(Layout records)
•••

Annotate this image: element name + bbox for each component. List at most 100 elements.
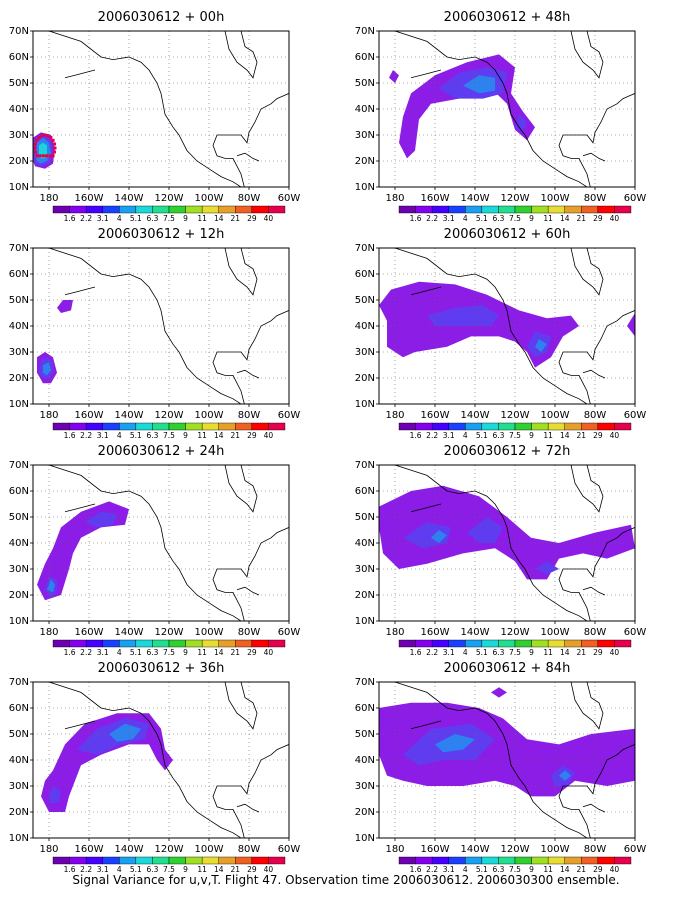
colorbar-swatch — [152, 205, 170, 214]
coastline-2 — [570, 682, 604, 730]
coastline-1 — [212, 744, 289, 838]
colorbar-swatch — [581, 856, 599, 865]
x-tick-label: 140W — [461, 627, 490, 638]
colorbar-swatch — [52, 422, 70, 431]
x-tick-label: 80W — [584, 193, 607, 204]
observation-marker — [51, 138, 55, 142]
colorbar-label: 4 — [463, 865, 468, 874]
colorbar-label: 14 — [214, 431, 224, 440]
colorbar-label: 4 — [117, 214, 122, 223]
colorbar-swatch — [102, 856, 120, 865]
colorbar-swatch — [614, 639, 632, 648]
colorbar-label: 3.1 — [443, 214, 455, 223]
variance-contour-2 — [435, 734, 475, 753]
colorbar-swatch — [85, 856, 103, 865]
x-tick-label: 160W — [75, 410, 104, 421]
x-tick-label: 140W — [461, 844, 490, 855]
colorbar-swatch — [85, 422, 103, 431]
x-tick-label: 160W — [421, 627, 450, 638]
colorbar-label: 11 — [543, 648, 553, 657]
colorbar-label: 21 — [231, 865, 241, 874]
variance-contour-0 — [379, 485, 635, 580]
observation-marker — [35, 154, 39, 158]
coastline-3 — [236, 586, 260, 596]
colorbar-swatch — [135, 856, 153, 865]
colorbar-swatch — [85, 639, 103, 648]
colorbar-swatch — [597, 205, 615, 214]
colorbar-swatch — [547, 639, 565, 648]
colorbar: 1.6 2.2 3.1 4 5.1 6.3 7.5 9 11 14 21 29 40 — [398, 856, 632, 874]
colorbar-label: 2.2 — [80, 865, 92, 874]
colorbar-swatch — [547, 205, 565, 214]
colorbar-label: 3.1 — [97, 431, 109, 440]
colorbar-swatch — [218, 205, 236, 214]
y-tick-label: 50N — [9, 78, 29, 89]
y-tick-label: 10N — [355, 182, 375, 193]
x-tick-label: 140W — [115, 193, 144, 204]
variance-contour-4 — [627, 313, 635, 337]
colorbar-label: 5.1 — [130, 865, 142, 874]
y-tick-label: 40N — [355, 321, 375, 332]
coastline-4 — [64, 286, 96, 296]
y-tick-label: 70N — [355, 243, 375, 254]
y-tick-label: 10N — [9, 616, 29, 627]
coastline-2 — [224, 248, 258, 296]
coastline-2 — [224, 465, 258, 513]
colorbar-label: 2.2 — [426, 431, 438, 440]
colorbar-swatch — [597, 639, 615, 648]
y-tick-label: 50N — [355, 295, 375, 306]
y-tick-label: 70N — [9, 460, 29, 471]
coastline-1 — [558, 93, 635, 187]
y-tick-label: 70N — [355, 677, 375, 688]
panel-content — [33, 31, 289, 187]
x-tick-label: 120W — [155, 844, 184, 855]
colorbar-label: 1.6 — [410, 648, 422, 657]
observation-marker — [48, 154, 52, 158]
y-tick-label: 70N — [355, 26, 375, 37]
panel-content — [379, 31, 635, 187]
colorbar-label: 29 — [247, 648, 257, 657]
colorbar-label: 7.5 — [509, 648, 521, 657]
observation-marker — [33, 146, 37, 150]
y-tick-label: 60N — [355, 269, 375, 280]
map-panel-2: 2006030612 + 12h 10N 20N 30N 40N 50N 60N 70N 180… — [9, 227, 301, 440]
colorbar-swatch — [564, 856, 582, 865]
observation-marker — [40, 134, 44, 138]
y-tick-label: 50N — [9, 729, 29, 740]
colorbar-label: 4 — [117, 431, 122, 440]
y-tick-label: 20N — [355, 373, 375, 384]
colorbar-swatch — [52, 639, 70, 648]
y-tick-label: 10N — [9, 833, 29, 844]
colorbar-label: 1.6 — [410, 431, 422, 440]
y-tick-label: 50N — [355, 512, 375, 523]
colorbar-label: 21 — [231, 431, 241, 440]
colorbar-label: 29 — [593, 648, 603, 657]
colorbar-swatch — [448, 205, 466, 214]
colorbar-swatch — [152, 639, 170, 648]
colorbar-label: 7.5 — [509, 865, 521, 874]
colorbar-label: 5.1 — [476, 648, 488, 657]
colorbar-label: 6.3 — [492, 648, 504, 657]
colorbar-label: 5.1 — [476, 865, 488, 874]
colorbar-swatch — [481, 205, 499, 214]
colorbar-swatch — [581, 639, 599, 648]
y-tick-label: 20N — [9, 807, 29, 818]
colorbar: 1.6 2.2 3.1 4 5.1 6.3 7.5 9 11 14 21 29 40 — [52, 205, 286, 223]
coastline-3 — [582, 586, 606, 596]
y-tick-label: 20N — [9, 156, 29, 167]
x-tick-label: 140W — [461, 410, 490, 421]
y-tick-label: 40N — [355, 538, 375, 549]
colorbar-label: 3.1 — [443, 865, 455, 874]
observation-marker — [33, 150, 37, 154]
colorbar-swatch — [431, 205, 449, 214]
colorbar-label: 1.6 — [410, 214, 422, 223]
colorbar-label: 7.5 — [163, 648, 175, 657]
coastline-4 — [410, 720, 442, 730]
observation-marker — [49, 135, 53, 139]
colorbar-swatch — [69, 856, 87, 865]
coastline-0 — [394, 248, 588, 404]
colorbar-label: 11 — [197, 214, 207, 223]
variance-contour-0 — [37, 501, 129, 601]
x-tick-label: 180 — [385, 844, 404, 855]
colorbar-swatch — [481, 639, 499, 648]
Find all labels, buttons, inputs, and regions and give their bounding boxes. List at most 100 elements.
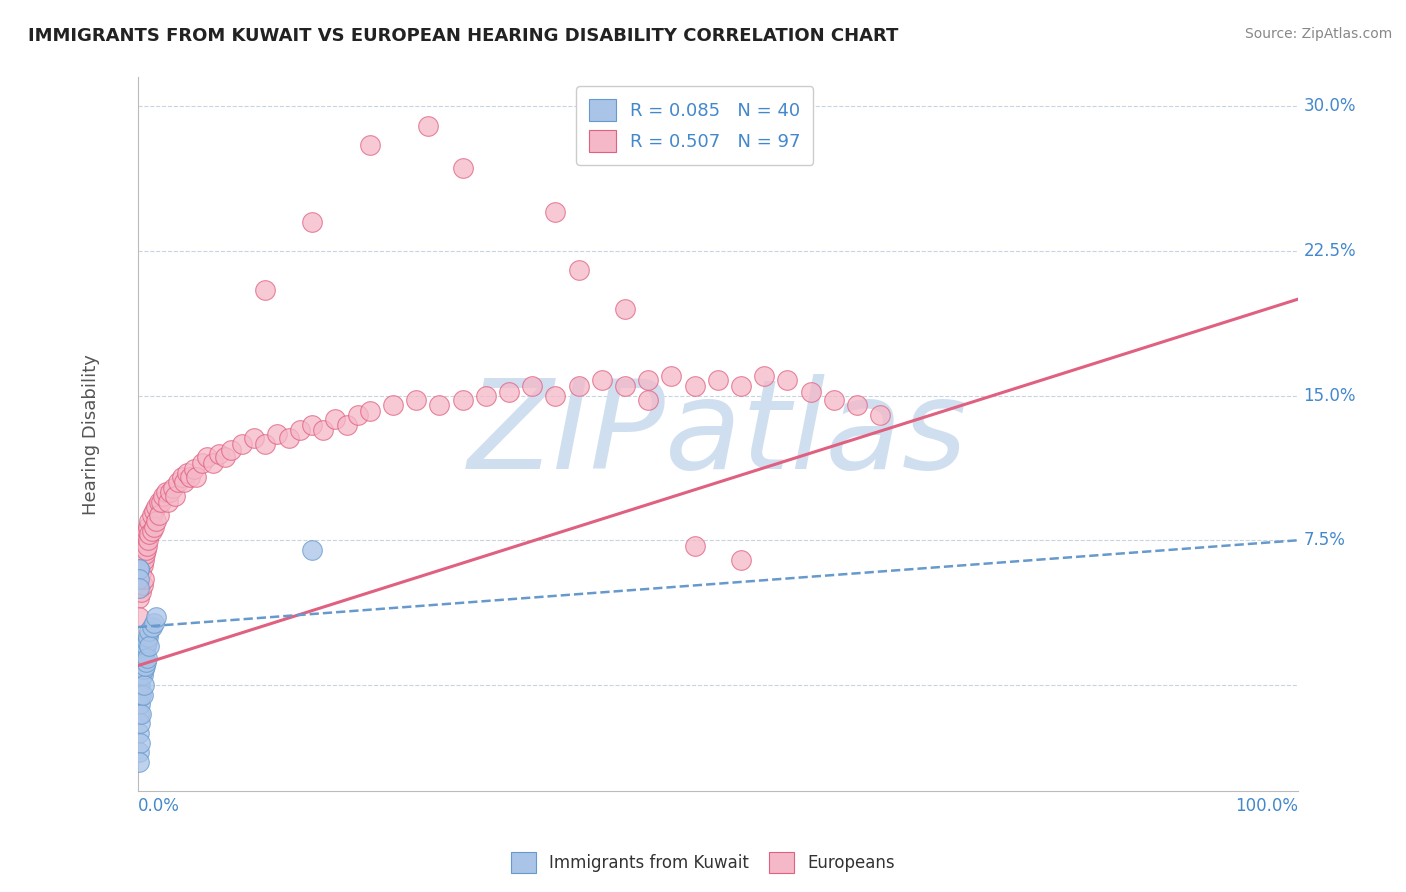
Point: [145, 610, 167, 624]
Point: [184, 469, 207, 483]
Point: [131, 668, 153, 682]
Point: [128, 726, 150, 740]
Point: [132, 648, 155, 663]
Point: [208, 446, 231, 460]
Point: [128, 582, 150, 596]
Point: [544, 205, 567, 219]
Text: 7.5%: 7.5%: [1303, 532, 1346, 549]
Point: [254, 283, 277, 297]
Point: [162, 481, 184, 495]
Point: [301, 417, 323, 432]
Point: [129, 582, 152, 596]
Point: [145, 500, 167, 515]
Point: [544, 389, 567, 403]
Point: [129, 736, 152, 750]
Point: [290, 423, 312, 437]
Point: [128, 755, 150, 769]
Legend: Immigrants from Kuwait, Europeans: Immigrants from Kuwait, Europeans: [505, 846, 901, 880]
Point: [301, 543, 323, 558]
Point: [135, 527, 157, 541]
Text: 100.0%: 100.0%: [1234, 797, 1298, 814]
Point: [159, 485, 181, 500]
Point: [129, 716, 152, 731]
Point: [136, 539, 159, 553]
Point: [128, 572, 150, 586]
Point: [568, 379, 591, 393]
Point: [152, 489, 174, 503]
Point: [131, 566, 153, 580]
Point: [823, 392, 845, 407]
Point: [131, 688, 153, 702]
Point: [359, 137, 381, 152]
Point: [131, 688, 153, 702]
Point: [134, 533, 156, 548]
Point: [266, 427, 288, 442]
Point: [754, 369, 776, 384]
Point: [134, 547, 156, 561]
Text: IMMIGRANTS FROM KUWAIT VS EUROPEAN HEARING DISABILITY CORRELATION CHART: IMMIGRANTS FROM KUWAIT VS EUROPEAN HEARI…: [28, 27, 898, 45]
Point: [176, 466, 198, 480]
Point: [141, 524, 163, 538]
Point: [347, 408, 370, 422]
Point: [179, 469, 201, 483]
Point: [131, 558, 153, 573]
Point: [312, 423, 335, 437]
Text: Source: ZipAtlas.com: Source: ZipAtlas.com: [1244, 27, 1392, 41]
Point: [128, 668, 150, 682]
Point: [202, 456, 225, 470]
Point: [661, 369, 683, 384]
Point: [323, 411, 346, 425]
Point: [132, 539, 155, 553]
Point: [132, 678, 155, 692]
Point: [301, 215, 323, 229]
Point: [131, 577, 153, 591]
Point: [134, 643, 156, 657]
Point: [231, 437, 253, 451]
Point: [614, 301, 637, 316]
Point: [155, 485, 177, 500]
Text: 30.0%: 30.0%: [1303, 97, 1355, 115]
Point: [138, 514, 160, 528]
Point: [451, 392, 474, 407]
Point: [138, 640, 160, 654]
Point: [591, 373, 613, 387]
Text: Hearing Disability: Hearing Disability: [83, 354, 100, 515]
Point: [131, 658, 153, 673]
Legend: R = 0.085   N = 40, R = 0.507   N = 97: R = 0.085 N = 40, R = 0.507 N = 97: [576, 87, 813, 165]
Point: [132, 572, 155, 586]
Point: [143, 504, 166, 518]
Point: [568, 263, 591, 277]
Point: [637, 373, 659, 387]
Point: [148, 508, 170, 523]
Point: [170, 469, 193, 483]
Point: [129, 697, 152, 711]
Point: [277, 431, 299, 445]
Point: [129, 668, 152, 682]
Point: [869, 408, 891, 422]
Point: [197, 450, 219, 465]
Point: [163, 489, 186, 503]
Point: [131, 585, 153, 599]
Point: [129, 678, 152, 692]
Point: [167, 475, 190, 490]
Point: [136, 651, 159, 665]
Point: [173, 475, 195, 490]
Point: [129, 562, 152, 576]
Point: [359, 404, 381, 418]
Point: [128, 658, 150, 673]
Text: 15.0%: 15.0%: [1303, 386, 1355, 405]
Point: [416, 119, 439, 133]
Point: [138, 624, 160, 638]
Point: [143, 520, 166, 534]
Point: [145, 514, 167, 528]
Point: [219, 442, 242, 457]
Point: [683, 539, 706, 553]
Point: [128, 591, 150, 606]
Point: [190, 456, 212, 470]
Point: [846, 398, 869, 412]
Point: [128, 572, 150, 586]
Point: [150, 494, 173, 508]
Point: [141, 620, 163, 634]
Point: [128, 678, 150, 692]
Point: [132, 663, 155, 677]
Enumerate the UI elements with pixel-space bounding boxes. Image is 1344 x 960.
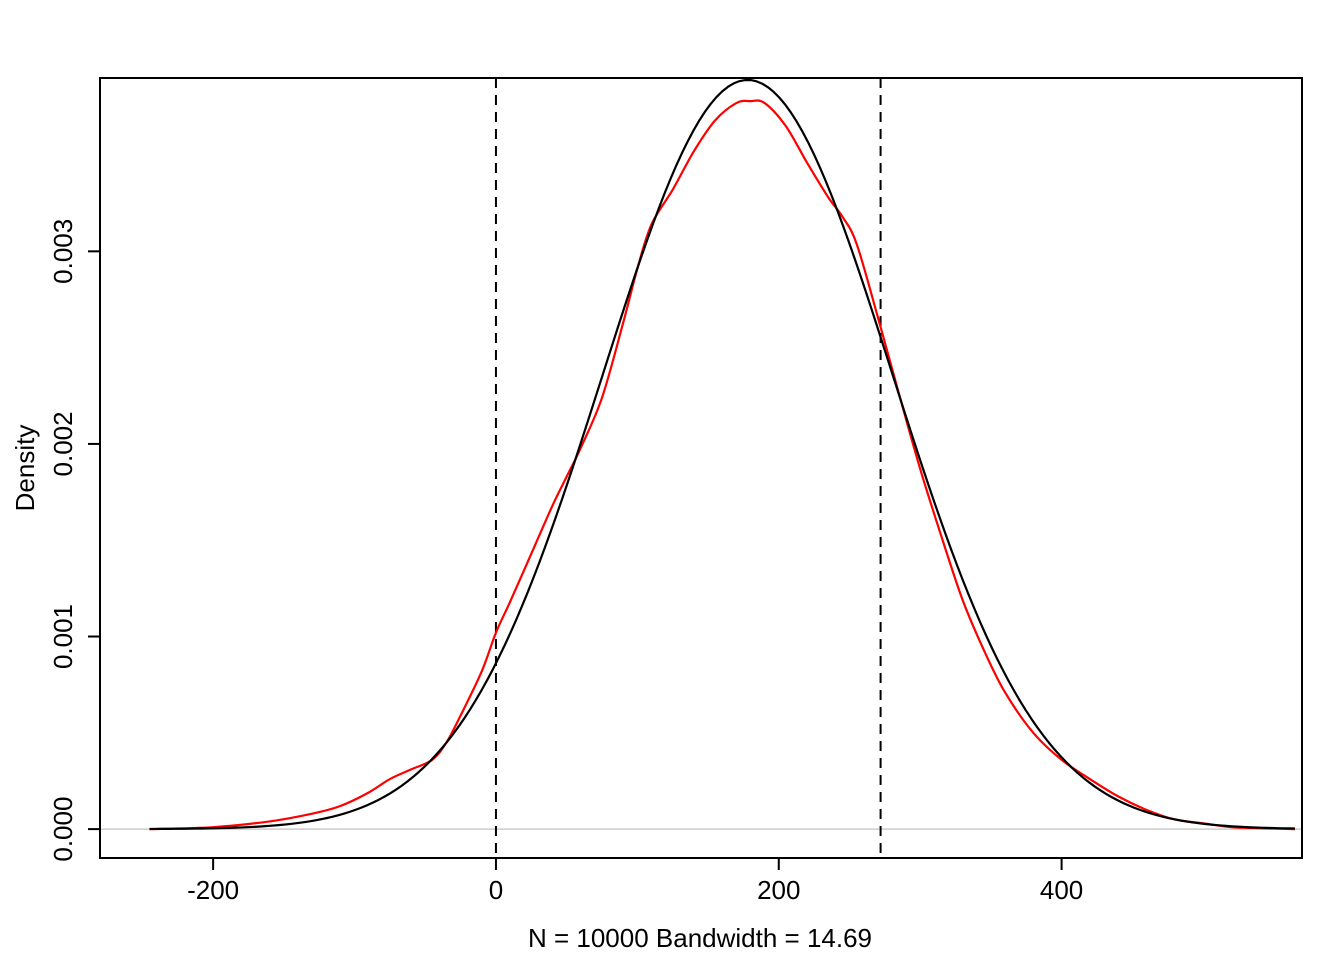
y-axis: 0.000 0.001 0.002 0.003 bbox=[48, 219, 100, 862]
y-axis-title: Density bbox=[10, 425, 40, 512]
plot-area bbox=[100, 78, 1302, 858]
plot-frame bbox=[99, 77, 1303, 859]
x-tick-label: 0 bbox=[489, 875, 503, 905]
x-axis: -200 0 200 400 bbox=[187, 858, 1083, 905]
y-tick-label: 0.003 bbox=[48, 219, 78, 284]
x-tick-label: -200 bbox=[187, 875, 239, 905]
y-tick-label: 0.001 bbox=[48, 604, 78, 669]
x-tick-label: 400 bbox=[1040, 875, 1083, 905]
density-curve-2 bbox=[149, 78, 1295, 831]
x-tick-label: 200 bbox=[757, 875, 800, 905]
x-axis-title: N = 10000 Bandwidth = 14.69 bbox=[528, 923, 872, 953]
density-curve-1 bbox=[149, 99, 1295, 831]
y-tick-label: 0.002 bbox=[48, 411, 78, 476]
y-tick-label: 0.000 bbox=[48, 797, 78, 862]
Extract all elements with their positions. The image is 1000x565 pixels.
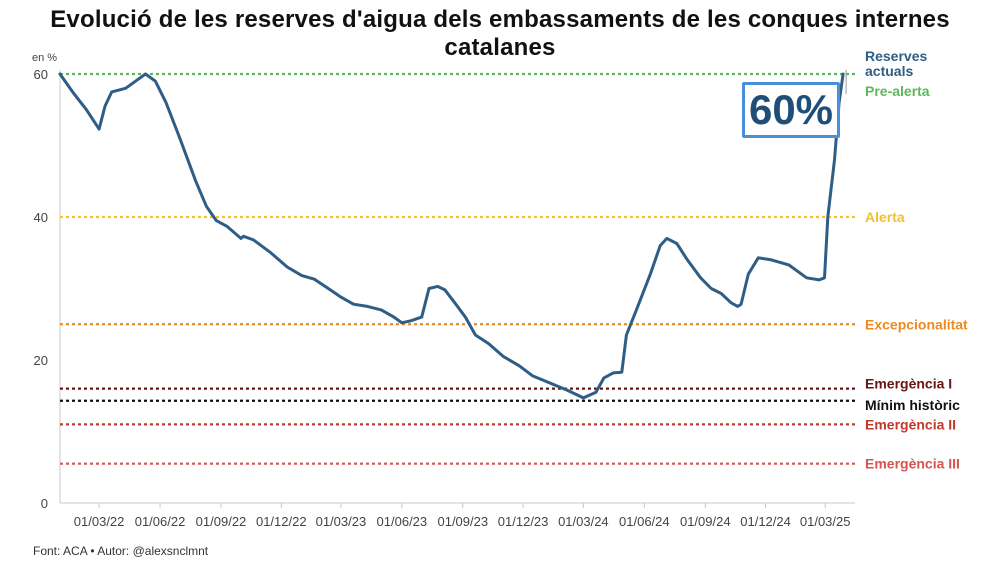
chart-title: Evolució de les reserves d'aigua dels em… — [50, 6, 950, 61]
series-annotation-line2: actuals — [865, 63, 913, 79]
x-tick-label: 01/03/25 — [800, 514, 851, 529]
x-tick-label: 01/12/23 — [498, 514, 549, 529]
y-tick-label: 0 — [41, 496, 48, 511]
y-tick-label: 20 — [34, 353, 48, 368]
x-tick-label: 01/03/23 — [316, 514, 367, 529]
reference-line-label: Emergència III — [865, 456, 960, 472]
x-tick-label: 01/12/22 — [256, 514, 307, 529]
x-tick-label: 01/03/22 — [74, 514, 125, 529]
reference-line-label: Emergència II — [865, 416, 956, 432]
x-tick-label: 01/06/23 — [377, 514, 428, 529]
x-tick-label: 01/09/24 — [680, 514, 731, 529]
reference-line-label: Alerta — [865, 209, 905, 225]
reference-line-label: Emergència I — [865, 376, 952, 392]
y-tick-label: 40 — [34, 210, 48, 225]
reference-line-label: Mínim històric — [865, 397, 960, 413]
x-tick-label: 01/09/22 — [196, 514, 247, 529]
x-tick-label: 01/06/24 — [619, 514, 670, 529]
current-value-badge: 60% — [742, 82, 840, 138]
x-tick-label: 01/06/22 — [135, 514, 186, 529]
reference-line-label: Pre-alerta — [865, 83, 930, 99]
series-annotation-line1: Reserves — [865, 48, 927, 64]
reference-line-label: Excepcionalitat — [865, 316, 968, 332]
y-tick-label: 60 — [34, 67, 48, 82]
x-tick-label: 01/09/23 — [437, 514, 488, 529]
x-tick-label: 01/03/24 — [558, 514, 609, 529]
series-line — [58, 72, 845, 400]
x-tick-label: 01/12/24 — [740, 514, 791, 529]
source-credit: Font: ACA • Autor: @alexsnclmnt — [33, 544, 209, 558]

•••

## Given problem
Arrange the lines of the items from the one containing "chart-title: Evolució de" through the one containing "x-tick-label: 01/03/23 — [316, 514, 367, 529]", both included, as a JSON list of strings with one string per line and no blank lines.

## The solution
[
  "chart-title: Evolució de les reserves d'aigua dels em… — [50, 6, 950, 61]",
  "series-annotation-line2: actuals — [865, 63, 913, 79]",
  "x-tick-label: 01/03/25 — [800, 514, 851, 529]",
  "x-tick-label: 01/12/23 — [498, 514, 549, 529]",
  "y-tick-label: 0 — [41, 496, 48, 511]",
  "y-tick-label: 20 — [34, 353, 48, 368]",
  "x-tick-label: 01/03/23 — [316, 514, 367, 529]"
]